» **Aim of the task**:
In the records that follow, find each line with "name" and pull it out.

» **Material for this task**:
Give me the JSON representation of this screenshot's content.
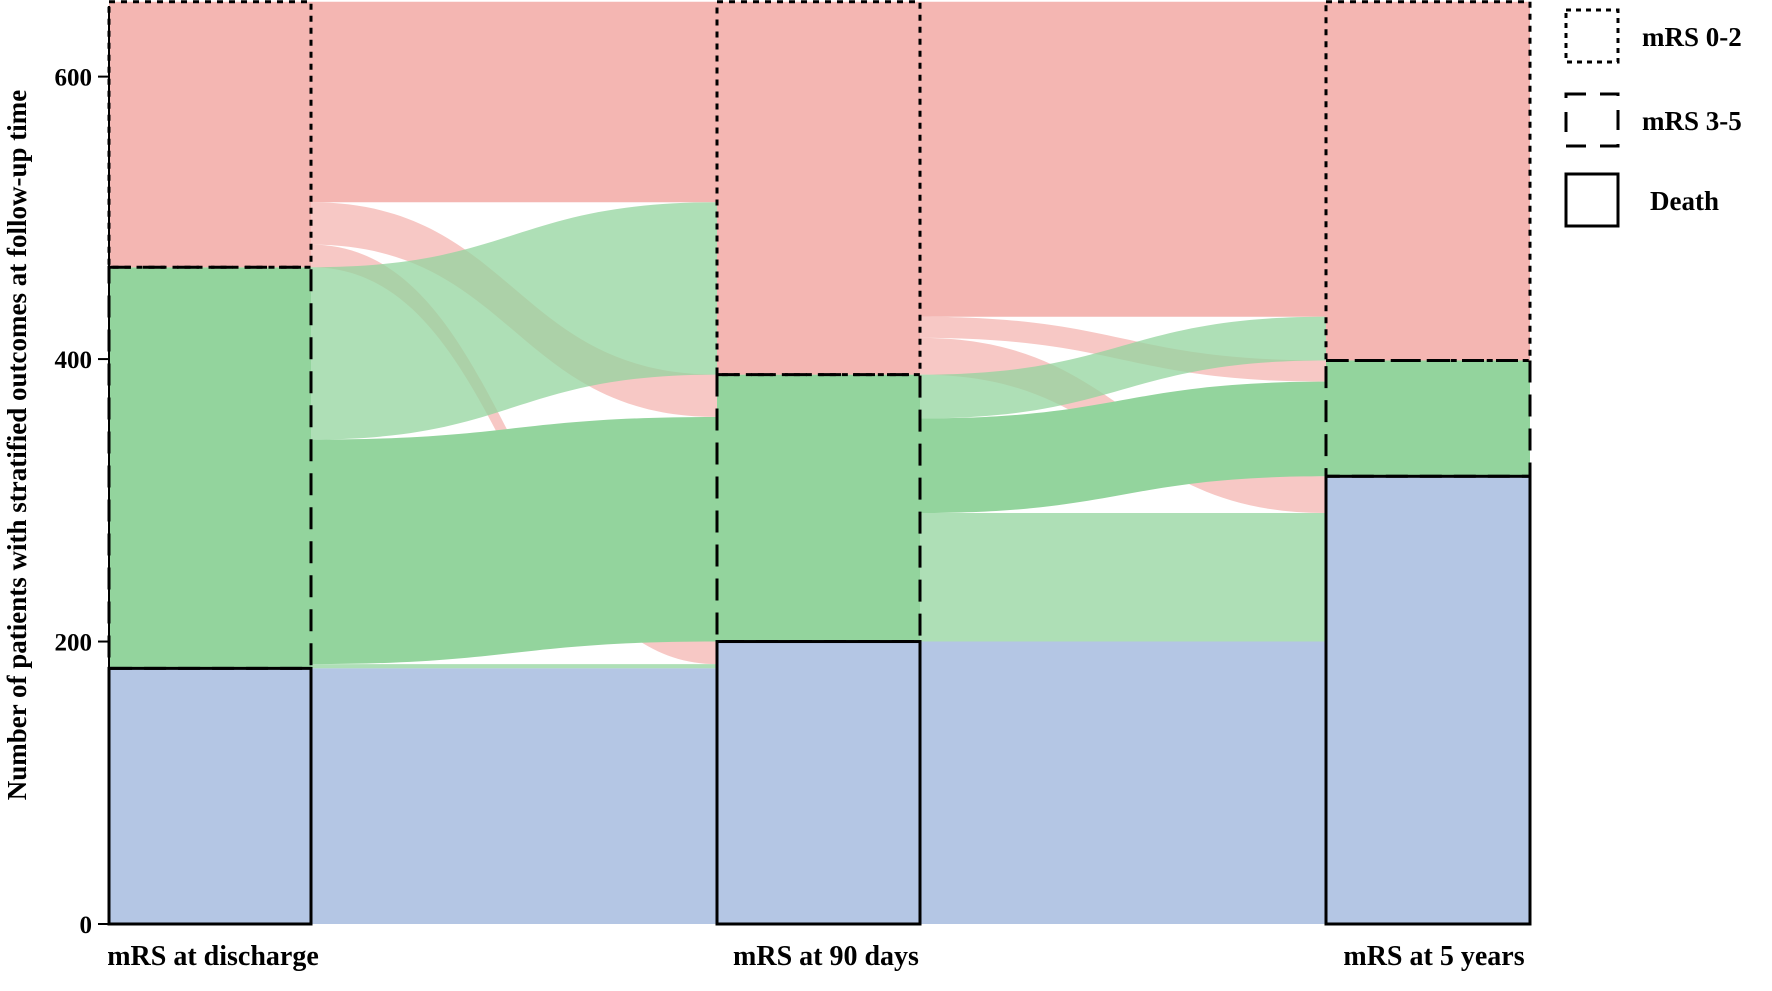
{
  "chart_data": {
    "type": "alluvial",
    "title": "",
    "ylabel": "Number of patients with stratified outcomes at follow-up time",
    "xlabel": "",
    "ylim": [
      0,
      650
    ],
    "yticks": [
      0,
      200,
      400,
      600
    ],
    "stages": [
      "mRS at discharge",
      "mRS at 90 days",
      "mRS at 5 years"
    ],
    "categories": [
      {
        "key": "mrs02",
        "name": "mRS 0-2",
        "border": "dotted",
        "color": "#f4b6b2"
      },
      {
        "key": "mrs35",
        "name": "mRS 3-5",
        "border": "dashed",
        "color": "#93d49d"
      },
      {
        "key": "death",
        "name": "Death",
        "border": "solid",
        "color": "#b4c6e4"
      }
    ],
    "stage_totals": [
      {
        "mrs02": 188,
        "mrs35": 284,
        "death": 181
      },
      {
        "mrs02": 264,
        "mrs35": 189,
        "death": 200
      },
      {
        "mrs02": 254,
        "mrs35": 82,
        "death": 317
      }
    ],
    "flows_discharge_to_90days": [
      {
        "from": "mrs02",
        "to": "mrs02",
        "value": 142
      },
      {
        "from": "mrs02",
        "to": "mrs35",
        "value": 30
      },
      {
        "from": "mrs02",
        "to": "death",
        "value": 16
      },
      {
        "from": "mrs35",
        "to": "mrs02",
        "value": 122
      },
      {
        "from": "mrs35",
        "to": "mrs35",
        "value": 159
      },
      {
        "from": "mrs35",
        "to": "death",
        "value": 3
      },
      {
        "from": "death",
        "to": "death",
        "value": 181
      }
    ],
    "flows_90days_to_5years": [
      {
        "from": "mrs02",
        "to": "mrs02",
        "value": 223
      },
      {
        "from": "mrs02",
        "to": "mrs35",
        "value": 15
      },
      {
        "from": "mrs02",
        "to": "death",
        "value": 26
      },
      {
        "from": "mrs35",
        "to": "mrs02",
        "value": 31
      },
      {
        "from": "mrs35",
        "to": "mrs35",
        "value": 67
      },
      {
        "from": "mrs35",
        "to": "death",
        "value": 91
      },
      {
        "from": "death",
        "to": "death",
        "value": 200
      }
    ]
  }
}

...

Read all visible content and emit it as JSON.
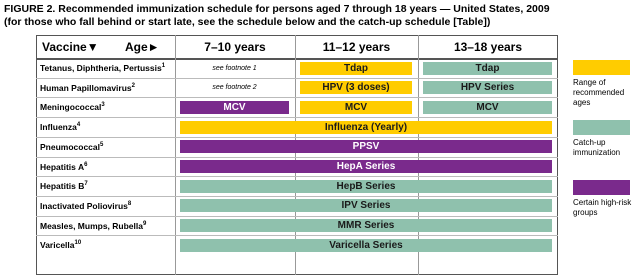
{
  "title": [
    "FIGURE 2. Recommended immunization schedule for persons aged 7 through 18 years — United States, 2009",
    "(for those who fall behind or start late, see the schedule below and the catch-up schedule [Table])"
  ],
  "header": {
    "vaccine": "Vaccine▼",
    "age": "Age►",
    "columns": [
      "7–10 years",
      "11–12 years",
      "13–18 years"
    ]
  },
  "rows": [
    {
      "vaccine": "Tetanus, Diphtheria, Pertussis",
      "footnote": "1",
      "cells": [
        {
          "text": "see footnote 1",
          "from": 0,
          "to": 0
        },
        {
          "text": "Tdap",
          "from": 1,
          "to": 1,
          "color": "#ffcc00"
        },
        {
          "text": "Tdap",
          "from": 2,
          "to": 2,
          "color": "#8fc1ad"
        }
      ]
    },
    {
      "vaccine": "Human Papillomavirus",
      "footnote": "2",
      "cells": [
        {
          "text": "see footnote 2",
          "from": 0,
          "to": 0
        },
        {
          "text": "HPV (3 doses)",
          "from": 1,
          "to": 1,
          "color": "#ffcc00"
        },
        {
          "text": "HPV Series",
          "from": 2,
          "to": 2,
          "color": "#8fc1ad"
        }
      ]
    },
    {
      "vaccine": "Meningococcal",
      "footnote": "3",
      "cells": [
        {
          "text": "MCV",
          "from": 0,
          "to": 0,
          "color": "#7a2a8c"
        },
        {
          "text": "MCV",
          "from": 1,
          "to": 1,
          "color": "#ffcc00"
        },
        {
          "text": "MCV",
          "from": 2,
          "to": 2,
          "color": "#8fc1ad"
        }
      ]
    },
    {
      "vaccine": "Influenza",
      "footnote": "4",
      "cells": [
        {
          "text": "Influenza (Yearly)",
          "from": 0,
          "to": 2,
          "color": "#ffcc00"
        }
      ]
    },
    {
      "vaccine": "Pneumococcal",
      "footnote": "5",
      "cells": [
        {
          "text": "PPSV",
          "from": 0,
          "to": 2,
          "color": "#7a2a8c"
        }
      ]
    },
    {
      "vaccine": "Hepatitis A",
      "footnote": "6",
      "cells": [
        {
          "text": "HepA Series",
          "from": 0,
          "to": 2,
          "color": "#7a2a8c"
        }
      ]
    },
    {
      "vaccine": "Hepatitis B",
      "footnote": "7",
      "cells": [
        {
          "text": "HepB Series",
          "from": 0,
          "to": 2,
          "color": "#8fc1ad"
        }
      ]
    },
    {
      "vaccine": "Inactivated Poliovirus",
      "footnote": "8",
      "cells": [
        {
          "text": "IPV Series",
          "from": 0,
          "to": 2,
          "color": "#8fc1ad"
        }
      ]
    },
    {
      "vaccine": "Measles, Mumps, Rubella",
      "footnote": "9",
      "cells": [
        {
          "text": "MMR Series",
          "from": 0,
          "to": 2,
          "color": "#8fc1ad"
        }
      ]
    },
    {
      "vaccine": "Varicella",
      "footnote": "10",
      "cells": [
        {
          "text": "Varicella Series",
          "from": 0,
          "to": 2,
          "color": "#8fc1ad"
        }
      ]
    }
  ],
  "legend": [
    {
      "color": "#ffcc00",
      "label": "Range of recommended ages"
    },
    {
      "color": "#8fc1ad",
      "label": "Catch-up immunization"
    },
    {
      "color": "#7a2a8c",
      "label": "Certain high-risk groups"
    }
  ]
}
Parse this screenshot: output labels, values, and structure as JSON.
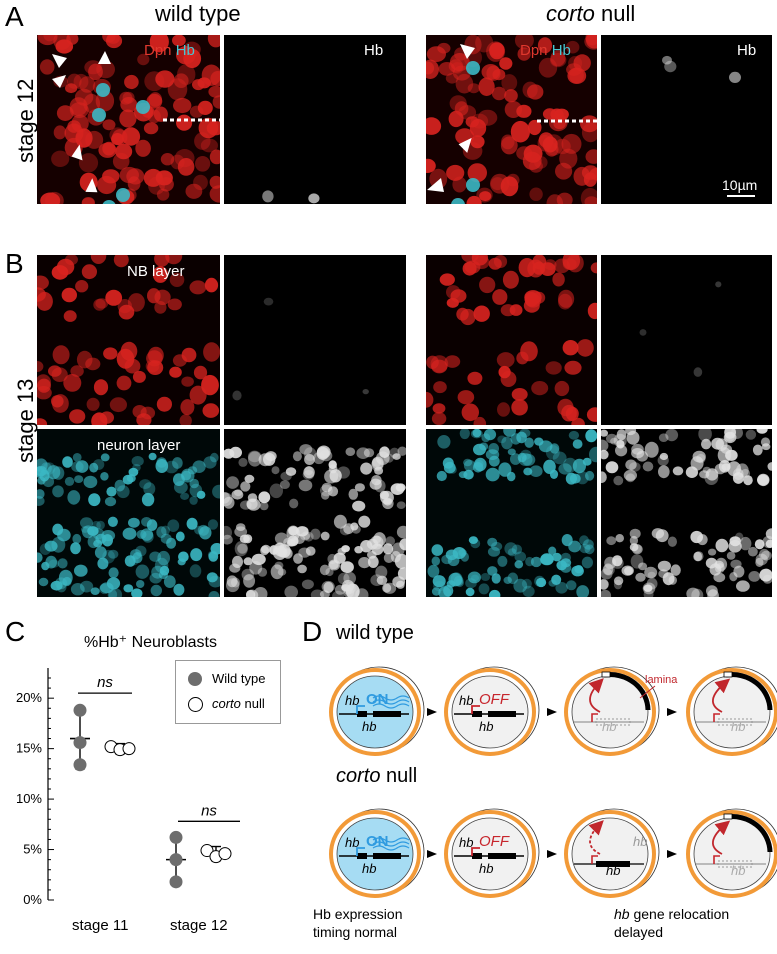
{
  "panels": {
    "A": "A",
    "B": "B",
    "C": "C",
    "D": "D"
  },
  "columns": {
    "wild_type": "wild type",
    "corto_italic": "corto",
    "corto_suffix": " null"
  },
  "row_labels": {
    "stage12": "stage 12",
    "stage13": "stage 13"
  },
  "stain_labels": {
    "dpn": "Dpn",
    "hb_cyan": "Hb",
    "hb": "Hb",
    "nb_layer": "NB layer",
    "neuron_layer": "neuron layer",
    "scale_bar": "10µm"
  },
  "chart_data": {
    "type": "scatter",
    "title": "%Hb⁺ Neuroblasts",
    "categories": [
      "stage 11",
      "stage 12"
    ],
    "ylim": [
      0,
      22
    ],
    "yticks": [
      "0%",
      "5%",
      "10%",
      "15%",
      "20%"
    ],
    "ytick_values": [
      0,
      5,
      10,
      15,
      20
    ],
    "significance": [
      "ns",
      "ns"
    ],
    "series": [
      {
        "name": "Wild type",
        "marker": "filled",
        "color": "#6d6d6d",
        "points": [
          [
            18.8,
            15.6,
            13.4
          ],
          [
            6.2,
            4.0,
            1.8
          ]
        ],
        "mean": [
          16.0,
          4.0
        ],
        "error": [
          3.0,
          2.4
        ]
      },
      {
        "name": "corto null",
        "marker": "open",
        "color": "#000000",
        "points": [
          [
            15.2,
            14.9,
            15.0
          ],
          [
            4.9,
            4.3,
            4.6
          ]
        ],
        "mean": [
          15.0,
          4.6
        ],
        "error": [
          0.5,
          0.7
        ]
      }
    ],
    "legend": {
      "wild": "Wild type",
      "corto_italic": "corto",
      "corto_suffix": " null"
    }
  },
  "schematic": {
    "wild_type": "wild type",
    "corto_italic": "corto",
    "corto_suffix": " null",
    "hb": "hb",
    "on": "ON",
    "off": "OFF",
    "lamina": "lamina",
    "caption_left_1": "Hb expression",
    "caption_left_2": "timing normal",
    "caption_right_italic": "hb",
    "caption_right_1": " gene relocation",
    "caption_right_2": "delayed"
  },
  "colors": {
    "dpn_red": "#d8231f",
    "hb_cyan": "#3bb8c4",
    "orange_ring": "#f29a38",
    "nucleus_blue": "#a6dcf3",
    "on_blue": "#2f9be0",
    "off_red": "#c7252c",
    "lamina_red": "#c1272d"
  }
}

» **Result of the exercise**:
        "name": "mRS 0-2",
        "name": "mRS 3-5",
        "name": "Death",
        "name": "Wild type",
        "name": "corto null",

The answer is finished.